● Entries:
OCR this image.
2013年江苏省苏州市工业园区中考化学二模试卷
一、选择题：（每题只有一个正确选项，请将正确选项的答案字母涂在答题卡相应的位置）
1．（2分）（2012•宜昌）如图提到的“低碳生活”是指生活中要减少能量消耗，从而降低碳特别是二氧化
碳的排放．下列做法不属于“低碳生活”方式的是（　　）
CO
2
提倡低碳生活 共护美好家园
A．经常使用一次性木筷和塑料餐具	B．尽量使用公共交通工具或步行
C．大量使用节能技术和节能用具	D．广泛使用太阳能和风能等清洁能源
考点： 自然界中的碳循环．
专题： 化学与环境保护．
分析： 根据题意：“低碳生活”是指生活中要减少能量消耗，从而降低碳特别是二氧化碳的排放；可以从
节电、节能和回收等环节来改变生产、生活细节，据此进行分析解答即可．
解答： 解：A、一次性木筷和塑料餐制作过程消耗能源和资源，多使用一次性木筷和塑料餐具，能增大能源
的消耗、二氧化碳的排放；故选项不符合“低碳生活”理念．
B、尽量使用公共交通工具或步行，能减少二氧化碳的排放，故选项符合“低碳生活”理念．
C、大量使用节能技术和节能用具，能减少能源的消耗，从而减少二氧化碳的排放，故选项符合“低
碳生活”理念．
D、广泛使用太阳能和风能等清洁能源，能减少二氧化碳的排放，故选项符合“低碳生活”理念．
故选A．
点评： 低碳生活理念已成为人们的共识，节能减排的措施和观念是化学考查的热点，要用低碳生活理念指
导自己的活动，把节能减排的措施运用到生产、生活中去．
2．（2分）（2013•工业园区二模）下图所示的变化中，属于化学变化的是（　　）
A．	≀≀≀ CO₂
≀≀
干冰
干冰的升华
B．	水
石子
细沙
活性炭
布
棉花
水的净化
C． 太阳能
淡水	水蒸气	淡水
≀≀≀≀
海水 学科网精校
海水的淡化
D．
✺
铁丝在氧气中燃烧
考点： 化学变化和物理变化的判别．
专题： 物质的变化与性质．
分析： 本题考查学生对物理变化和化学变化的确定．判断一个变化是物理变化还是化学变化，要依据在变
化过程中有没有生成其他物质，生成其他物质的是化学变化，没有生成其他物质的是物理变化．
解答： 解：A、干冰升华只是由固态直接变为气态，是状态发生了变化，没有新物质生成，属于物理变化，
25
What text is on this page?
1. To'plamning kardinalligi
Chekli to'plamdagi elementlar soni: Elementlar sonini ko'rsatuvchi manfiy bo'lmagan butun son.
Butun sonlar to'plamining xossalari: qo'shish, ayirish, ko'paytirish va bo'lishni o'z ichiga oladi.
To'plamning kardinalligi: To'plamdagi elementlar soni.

● Work required: Extract every line of the records above that contains the word "故选项符合".

● Final result:
B、尽量使用公共交通工具或步行，能减少二氧化碳的排放，故选项符合“低碳生活”理念．
C、大量使用节能技术和节能用具，能减少能源的消耗，从而减少二氧化碳的排放，故选项符合“低
D、广泛使用太阳能和风能等清洁能源，能减少二氧化碳的排放，故选项符合“低碳生活”理念．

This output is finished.